* RECORDS SHOWN
* * *

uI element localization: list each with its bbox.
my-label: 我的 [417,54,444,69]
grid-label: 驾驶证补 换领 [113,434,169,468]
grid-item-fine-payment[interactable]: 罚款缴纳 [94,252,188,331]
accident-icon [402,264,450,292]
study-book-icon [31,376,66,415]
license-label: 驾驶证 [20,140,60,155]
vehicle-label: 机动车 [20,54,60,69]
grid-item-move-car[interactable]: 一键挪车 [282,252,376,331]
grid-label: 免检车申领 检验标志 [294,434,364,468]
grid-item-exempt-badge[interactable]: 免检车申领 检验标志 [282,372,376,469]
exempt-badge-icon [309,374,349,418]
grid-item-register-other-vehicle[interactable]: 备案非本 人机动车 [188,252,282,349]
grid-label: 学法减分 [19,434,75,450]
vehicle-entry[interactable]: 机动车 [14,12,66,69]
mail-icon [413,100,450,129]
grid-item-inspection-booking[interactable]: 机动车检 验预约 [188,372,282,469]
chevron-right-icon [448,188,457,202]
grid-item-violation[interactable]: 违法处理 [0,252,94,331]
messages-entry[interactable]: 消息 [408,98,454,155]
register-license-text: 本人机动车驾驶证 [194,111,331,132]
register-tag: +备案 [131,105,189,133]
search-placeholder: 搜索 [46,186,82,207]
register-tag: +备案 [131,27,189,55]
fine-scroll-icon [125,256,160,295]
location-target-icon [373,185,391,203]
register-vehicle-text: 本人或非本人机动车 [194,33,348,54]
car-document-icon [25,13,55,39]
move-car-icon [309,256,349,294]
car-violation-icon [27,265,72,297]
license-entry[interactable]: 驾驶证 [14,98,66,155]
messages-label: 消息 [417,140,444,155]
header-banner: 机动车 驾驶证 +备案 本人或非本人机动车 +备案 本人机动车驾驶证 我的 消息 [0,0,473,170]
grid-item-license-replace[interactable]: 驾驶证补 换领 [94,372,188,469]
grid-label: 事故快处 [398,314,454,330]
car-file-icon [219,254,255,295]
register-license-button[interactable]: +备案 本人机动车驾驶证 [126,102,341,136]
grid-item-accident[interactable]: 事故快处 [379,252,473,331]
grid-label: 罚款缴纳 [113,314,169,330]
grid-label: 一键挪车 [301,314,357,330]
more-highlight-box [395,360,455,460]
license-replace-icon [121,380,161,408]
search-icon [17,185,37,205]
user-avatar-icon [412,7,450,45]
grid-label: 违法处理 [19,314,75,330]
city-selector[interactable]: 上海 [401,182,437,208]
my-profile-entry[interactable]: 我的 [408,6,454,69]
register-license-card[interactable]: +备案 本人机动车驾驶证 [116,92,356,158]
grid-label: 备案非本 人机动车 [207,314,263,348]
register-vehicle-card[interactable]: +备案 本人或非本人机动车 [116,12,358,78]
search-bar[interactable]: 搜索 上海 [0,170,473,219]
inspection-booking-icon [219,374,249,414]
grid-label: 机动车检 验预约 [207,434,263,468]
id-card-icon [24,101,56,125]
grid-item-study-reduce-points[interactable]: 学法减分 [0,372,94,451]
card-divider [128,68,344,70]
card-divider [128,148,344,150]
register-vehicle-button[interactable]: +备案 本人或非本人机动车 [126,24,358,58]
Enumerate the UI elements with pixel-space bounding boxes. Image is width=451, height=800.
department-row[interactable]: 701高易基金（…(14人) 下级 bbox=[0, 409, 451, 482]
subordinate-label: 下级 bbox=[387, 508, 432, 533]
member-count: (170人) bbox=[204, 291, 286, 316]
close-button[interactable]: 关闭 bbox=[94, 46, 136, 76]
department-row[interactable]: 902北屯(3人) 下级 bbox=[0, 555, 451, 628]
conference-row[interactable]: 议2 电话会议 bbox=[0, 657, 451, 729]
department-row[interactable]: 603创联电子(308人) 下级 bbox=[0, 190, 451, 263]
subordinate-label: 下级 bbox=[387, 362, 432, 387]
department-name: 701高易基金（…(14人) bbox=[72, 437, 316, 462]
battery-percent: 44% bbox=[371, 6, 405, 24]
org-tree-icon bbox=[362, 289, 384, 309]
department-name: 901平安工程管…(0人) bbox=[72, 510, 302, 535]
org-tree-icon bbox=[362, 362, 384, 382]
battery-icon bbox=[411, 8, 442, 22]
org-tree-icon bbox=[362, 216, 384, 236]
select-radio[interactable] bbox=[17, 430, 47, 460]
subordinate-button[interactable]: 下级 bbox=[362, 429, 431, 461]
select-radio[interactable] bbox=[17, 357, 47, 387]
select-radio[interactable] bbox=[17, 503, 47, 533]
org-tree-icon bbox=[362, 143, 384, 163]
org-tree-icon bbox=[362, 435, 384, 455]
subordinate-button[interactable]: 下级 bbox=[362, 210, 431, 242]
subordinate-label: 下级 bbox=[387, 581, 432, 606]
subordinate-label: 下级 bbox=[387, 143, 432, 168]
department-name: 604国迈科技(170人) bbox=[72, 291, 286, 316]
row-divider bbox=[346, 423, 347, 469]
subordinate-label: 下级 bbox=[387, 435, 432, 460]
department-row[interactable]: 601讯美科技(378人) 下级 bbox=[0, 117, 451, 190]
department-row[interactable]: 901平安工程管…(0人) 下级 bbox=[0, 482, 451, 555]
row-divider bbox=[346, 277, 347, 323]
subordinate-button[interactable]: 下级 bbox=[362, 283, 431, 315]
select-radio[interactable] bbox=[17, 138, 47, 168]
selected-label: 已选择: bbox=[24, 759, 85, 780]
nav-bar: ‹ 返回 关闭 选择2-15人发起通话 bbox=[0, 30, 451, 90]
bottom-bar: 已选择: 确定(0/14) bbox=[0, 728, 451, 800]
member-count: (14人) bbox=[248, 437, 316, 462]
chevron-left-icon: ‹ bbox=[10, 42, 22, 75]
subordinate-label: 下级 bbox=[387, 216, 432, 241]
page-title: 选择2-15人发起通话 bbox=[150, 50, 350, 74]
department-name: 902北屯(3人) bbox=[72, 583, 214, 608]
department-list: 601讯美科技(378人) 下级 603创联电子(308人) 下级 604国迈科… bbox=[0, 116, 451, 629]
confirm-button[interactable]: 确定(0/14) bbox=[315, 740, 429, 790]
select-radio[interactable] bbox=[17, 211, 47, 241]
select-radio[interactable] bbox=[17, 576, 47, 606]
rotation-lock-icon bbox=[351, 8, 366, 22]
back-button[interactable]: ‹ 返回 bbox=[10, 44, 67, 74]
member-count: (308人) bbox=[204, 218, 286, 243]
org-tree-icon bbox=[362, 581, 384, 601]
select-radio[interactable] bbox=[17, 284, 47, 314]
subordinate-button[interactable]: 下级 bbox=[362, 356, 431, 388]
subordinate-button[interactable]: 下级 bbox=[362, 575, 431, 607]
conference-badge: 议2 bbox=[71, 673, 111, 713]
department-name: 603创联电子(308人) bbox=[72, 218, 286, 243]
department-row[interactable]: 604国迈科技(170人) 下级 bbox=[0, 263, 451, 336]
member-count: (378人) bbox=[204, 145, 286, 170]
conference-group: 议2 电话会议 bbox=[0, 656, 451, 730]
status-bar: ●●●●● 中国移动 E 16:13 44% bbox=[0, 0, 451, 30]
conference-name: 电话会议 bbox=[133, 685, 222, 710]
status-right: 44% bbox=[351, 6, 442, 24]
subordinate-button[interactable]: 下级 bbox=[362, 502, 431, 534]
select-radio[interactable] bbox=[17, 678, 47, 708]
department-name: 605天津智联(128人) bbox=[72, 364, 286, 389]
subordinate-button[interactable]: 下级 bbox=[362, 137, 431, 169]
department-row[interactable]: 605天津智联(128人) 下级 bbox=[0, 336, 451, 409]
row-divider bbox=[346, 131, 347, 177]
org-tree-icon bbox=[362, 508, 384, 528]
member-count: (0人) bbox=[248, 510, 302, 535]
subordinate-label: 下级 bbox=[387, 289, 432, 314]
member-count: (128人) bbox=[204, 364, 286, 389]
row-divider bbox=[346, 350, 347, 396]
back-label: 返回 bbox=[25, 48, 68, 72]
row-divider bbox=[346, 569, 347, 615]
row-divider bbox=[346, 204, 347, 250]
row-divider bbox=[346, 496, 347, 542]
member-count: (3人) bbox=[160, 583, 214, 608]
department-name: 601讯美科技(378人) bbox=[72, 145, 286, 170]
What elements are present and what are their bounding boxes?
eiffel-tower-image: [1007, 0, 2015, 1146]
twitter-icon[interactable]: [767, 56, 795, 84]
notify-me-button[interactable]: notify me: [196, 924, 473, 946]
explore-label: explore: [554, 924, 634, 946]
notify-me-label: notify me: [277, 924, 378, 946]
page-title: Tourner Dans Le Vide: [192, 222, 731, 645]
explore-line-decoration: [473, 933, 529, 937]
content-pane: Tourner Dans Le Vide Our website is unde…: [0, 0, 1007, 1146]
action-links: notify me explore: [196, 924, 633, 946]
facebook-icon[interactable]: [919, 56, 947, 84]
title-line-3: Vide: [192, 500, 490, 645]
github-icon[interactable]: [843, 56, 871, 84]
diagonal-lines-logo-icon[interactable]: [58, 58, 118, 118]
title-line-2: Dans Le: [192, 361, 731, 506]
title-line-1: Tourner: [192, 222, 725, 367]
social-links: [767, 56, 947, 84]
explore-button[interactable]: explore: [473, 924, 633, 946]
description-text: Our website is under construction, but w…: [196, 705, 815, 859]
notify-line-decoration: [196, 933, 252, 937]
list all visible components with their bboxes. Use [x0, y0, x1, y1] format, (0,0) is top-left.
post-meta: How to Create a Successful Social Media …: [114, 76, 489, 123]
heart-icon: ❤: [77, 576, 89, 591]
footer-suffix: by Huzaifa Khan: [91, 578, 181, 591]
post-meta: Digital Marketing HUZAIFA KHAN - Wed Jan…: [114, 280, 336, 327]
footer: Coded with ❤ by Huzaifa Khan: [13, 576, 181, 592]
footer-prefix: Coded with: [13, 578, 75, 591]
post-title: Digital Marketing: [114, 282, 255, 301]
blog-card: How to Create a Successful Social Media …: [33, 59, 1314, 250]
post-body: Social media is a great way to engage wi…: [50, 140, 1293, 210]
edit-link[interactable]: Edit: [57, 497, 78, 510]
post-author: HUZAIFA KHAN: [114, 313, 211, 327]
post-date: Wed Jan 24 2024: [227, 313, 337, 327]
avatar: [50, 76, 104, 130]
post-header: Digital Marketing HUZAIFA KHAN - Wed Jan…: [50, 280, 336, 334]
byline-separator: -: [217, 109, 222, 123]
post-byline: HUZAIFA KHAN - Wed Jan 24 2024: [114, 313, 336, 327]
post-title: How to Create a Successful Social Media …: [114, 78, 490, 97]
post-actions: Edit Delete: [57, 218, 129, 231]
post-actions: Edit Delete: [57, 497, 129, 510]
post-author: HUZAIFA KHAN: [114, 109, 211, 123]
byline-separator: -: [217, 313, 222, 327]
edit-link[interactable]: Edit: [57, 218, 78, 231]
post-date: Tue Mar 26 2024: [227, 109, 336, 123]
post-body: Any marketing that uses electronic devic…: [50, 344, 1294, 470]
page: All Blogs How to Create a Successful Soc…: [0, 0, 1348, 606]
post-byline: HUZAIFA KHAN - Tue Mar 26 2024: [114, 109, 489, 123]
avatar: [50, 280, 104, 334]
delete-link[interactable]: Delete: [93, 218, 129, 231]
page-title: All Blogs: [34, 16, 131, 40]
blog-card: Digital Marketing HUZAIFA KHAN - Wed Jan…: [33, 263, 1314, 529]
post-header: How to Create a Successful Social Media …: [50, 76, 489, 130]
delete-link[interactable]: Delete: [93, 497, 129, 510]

* * *

* WHAT IS NEEDED
Copy the items word for word, from the first line through the line that contains "grid-label: 免检车申领 检验标志 [294,434,364,468]", including both of those lines.

* SOLUTION TO THIS PROBLEM
uI element localization: list each with its bbox.
my-label: 我的 [417,54,444,69]
grid-label: 驾驶证补 换领 [113,434,169,468]
grid-item-fine-payment[interactable]: 罚款缴纳 [94,252,188,331]
accident-icon [402,264,450,292]
study-book-icon [31,376,66,415]
license-label: 驾驶证 [20,140,60,155]
vehicle-label: 机动车 [20,54,60,69]
grid-item-move-car[interactable]: 一键挪车 [282,252,376,331]
grid-label: 免检车申领 检验标志 [294,434,364,468]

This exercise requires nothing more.